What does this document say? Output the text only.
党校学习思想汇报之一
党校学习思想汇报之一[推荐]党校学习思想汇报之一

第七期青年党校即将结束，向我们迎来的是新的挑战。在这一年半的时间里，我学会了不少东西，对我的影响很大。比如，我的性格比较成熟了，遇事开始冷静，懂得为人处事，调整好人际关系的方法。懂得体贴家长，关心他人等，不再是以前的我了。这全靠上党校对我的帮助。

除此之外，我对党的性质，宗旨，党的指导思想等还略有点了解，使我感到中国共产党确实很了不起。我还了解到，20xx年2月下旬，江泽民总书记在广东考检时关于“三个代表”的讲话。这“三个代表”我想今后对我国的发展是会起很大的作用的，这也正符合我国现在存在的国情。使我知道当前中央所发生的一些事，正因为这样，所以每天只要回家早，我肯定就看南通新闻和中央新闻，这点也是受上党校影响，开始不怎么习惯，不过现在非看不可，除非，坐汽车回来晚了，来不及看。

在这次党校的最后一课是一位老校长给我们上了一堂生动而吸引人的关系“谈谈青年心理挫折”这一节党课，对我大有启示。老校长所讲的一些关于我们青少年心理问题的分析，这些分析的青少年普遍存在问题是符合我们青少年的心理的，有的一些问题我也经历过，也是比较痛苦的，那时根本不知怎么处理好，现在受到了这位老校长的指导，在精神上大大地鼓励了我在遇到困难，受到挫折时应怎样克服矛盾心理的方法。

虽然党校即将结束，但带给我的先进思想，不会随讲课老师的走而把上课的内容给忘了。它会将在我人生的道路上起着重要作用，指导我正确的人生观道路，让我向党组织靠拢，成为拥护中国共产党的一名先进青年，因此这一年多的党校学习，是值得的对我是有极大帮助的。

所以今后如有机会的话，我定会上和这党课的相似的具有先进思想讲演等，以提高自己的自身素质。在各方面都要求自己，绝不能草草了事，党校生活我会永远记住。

——

> Directive
Take the lines above and print them exactly.

> Solution to this exercise
What does this document say? Output the text only.
党校学习思想汇报之一
党校学习思想汇报之一[推荐]党校学习思想汇报之一

第七期青年党校即将结束，向我们迎来的是新的挑战。在这一年半的时间里，我学会了不少东西，对我的影响很大。比如，我的性格比较成熟了，遇事开始冷静，懂得为人处事，调整好人际关系的方法。懂得体贴家长，关心他人等，不再是以前的我了。这全靠上党校对我的帮助。

除此之外，我对党的性质，宗旨，党的指导思想等还略有点了解，使我感到中国共产党确实很了不起。我还了解到，20xx年2月下旬，江泽民总书记在广东考检时关于“三个代表”的讲话。这“三个代表”我想今后对我国的发展是会起很大的作用的，这也正符合我国现在存在的国情。使我知道当前中央所发生的一些事，正因为这样，所以每天只要回家早，我肯定就看南通新闻和中央新闻，这点也是受上党校影响，开始不怎么习惯，不过现在非看不可，除非，坐汽车回来晚了，来不及看。

在这次党校的最后一课是一位老校长给我们上了一堂生动而吸引人的关系“谈谈青年心理挫折”这一节党课，对我大有启示。老校长所讲的一些关于我们青少年心理问题的分析，这些分析的青少年普遍存在问题是符合我们青少年的心理的，有的一些问题我也经历过，也是比较痛苦的，那时根本不知怎么处理好，现在受到了这位老校长的指导，在精神上大大地鼓励了我在遇到困难，受到挫折时应怎样克服矛盾心理的方法。

虽然党校即将结束，但带给我的先进思想，不会随讲课老师的走而把上课的内容给忘了。它会将在我人生的道路上起着重要作用，指导我正确的人生观道路，让我向党组织靠拢，成为拥护中国共产党的一名先进青年，因此这一年多的党校学习，是值得的对我是有极大帮助的。

所以今后如有机会的话，我定会上和这党课的相似的具有先进思想讲演等，以提高自己的自身素质。在各方面都要求自己，绝不能草草了事，党校生活我会永远记住。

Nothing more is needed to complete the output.